Entries from a dataset:
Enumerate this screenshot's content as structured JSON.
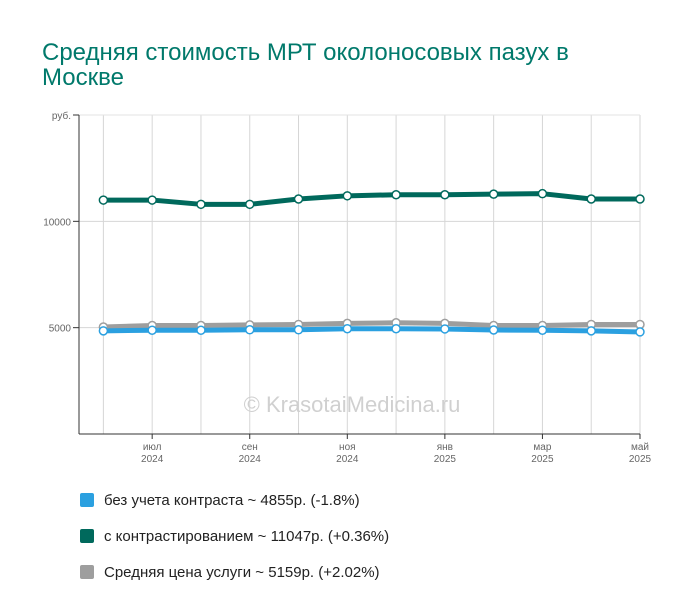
{
  "title": "Средняя стоимость МРТ околоносовых пазух в Москве",
  "watermark": "© KrasotaiMedicina.ru",
  "chart_data": {
    "type": "line",
    "ylabel": "руб.",
    "ylim": [
      0,
      15000
    ],
    "yticks": [
      {
        "value": 5000,
        "label": "5000"
      },
      {
        "value": 10000,
        "label": "10000"
      }
    ],
    "x": [
      0,
      1,
      2,
      3,
      4,
      5,
      6,
      7,
      8,
      9,
      10,
      11
    ],
    "xlim": [
      -0.5,
      11
    ],
    "xticks": [
      {
        "pos": 1,
        "month": "июл",
        "year": "2024"
      },
      {
        "pos": 3,
        "month": "сен",
        "year": "2024"
      },
      {
        "pos": 5,
        "month": "ноя",
        "year": "2024"
      },
      {
        "pos": 7,
        "month": "янв",
        "year": "2025"
      },
      {
        "pos": 9,
        "month": "мар",
        "year": "2025"
      },
      {
        "pos": 11,
        "month": "май",
        "year": "2025"
      }
    ],
    "grid": true,
    "legend_position": "bottom",
    "series": [
      {
        "name": "без учета контраста ~ 4855р. (-1.8%)",
        "color": "#2ba0e0",
        "values": [
          4850,
          4880,
          4880,
          4900,
          4900,
          4950,
          4950,
          4940,
          4890,
          4880,
          4850,
          4800
        ]
      },
      {
        "name": "с контрастированием ~ 11047р. (+0.36%)",
        "color": "#00695c",
        "values": [
          11000,
          11000,
          10800,
          10800,
          11050,
          11200,
          11250,
          11250,
          11280,
          11300,
          11050,
          11050
        ]
      },
      {
        "name": "Средняя цена услуги ~ 5159р. (+2.02%)",
        "color": "#9e9e9e",
        "values": [
          5030,
          5100,
          5100,
          5130,
          5150,
          5200,
          5230,
          5200,
          5100,
          5100,
          5150,
          5150
        ]
      }
    ]
  }
}
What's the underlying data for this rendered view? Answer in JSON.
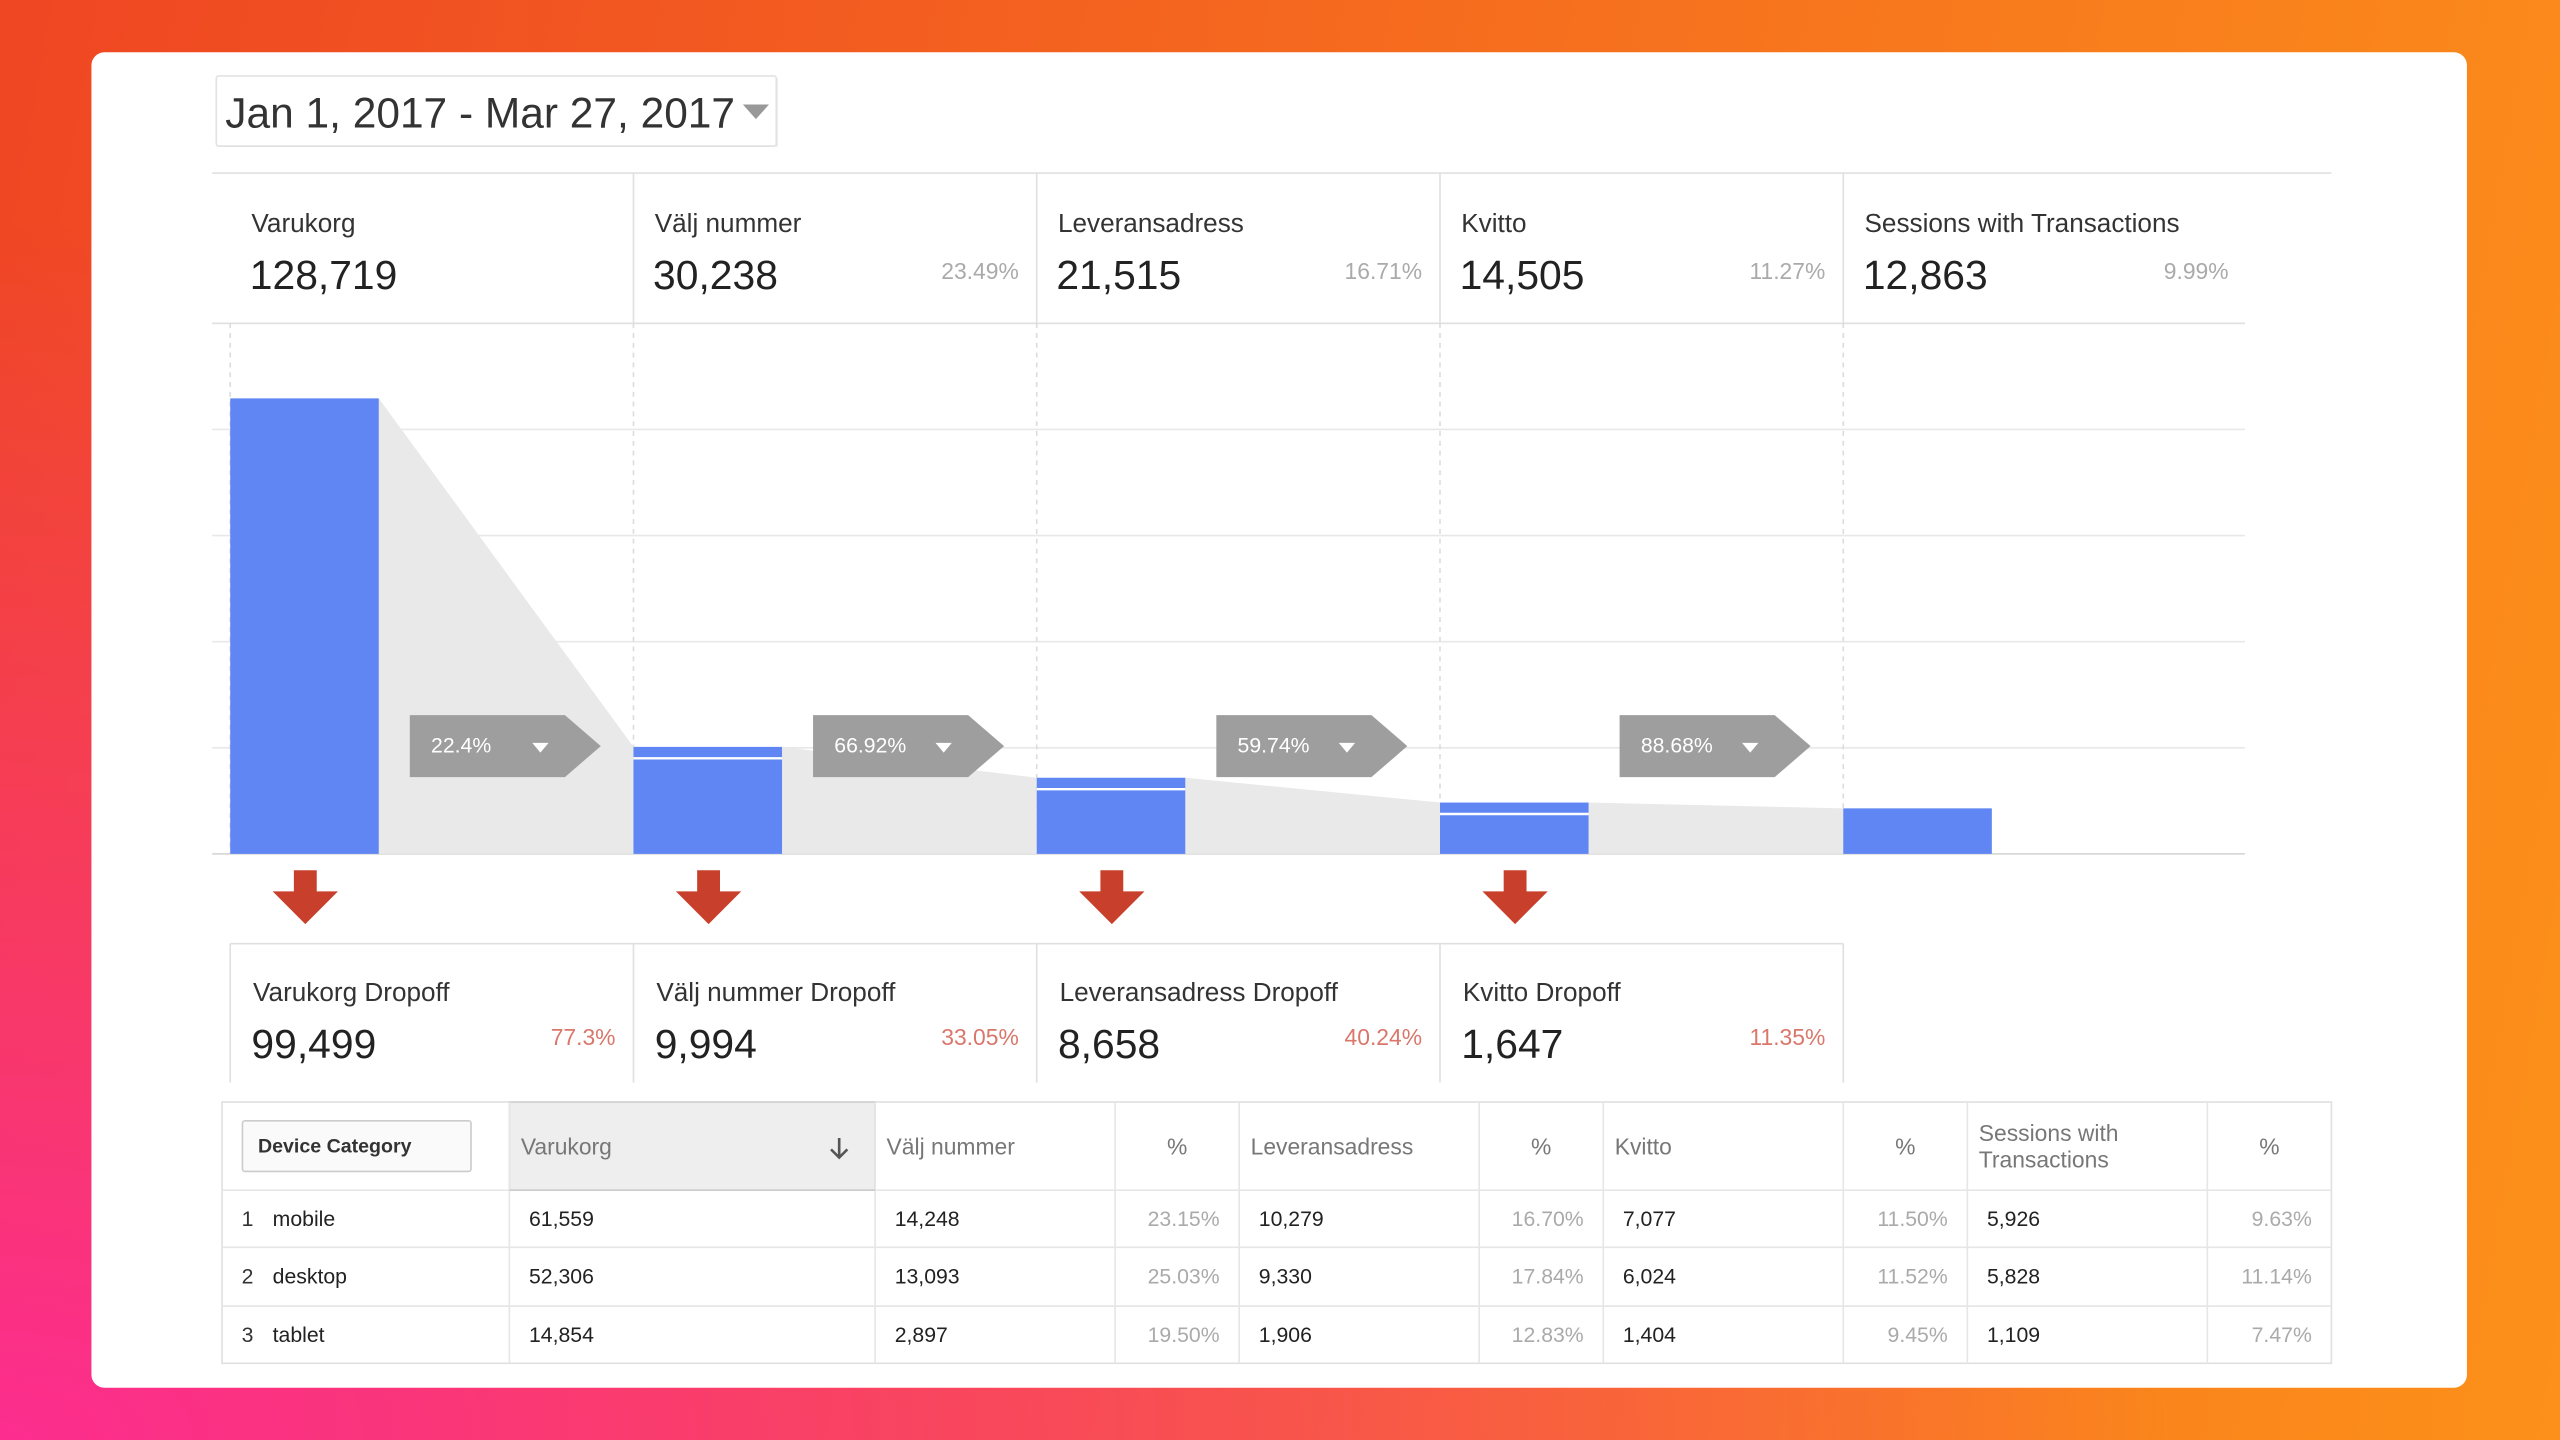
{
  "date_range": "Jan 1, 2017 - Mar 27, 2017",
  "steps": [
    {
      "name": "Varukorg",
      "value": 128719,
      "value_label": "128,719"
    },
    {
      "name": "Välj nummer",
      "value": 30238,
      "value_label": "30,238",
      "percent": "23.49%"
    },
    {
      "name": "Leveransadress",
      "value": 21515,
      "value_label": "21,515",
      "percent": "16.71%"
    },
    {
      "name": "Kvitto",
      "value": 14505,
      "value_label": "14,505",
      "percent": "11.27%"
    },
    {
      "name": "Sessions with Transactions",
      "value": 12863,
      "value_label": "12,863",
      "percent": "9.99%"
    }
  ],
  "conversions": [
    "22.4%",
    "66.92%",
    "59.74%",
    "88.68%"
  ],
  "dropoffs": [
    {
      "name": "Varukorg Dropoff",
      "value": "99,499",
      "percent": "77.3%"
    },
    {
      "name": "Välj nummer Dropoff",
      "value": "9,994",
      "percent": "33.05%"
    },
    {
      "name": "Leveransadress Dropoff",
      "value": "8,658",
      "percent": "40.24%"
    },
    {
      "name": "Kvitto Dropoff",
      "value": "1,647",
      "percent": "11.35%"
    }
  ],
  "table": {
    "header": [
      "Device Category",
      "Varukorg",
      "Välj nummer",
      "%",
      "Leveransadress",
      "%",
      "Kvitto",
      "%",
      "Sessions with Transactions",
      "%"
    ],
    "rows": [
      [
        "1",
        "mobile",
        "61,559",
        "14,248",
        "23.15%",
        "10,279",
        "16.70%",
        "7,077",
        "11.50%",
        "5,926",
        "9.63%"
      ],
      [
        "2",
        "desktop",
        "52,306",
        "13,093",
        "25.03%",
        "9,330",
        "17.84%",
        "6,024",
        "11.52%",
        "5,828",
        "11.14%"
      ],
      [
        "3",
        "tablet",
        "14,854",
        "2,897",
        "19.50%",
        "1,906",
        "12.83%",
        "1,404",
        "9.45%",
        "1,109",
        "7.47%"
      ]
    ]
  }
}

(Problem requirements): All of the material above should be reproduced exactly, except the pictures.

(Exercise solution):
Enumerate this screenshot's content as structured JSON.
{
  "title": "Средняя стоимость МРТ околоносовых пазух в Москве",
  "watermark": "© KrasotaiMedicina.ru",
  "chart_data": {
    "type": "line",
    "ylabel": "руб.",
    "ylim": [
      0,
      15000
    ],
    "yticks": [
      {
        "value": 5000,
        "label": "5000"
      },
      {
        "value": 10000,
        "label": "10000"
      }
    ],
    "x": [
      0,
      1,
      2,
      3,
      4,
      5,
      6,
      7,
      8,
      9,
      10,
      11
    ],
    "xlim": [
      -0.5,
      11
    ],
    "xticks": [
      {
        "pos": 1,
        "month": "июл",
        "year": "2024"
      },
      {
        "pos": 3,
        "month": "сен",
        "year": "2024"
      },
      {
        "pos": 5,
        "month": "ноя",
        "year": "2024"
      },
      {
        "pos": 7,
        "month": "янв",
        "year": "2025"
      },
      {
        "pos": 9,
        "month": "мар",
        "year": "2025"
      },
      {
        "pos": 11,
        "month": "май",
        "year": "2025"
      }
    ],
    "grid": true,
    "legend_position": "bottom",
    "series": [
      {
        "name": "без учета контраста ~ 4855р. (-1.8%)",
        "color": "#2ba0e0",
        "values": [
          4850,
          4880,
          4880,
          4900,
          4900,
          4950,
          4950,
          4940,
          4890,
          4880,
          4850,
          4800
        ]
      },
      {
        "name": "с контрастированием ~ 11047р. (+0.36%)",
        "color": "#00695c",
        "values": [
          11000,
          11000,
          10800,
          10800,
          11050,
          11200,
          11250,
          11250,
          11280,
          11300,
          11050,
          11050
        ]
      },
      {
        "name": "Средняя цена услуги ~ 5159р. (+2.02%)",
        "color": "#9e9e9e",
        "values": [
          5030,
          5100,
          5100,
          5130,
          5150,
          5200,
          5230,
          5200,
          5100,
          5100,
          5150,
          5150
        ]
      }
    ]
  }
}
What's the underlying data for this rendered view? Answer in JSON.
{
  "date_range": "Jan 1, 2017 - Mar 27, 2017",
  "steps": [
    {
      "name": "Varukorg",
      "value": 128719,
      "value_label": "128,719"
    },
    {
      "name": "Välj nummer",
      "value": 30238,
      "value_label": "30,238",
      "percent": "23.49%"
    },
    {
      "name": "Leveransadress",
      "value": 21515,
      "value_label": "21,515",
      "percent": "16.71%"
    },
    {
      "name": "Kvitto",
      "value": 14505,
      "value_label": "14,505",
      "percent": "11.27%"
    },
    {
      "name": "Sessions with Transactions",
      "value": 12863,
      "value_label": "12,863",
      "percent": "9.99%"
    }
  ],
  "conversions": [
    "22.4%",
    "66.92%",
    "59.74%",
    "88.68%"
  ],
  "dropoffs": [
    {
      "name": "Varukorg Dropoff",
      "value": "99,499",
      "percent": "77.3%"
    },
    {
      "name": "Välj nummer Dropoff",
      "value": "9,994",
      "percent": "33.05%"
    },
    {
      "name": "Leveransadress Dropoff",
      "value": "8,658",
      "percent": "40.24%"
    },
    {
      "name": "Kvitto Dropoff",
      "value": "1,647",
      "percent": "11.35%"
    }
  ],
  "table": {
    "header": [
      "Device Category",
      "Varukorg",
      "Välj nummer",
      "%",
      "Leveransadress",
      "%",
      "Kvitto",
      "%",
      "Sessions with Transactions",
      "%"
    ],
    "rows": [
      [
        "1",
        "mobile",
        "61,559",
        "14,248",
        "23.15%",
        "10,279",
        "16.70%",
        "7,077",
        "11.50%",
        "5,926",
        "9.63%"
      ],
      [
        "2",
        "desktop",
        "52,306",
        "13,093",
        "25.03%",
        "9,330",
        "17.84%",
        "6,024",
        "11.52%",
        "5,828",
        "11.14%"
      ],
      [
        "3",
        "tablet",
        "14,854",
        "2,897",
        "19.50%",
        "1,906",
        "12.83%",
        "1,404",
        "9.45%",
        "1,109",
        "7.47%"
      ]
    ]
  }
}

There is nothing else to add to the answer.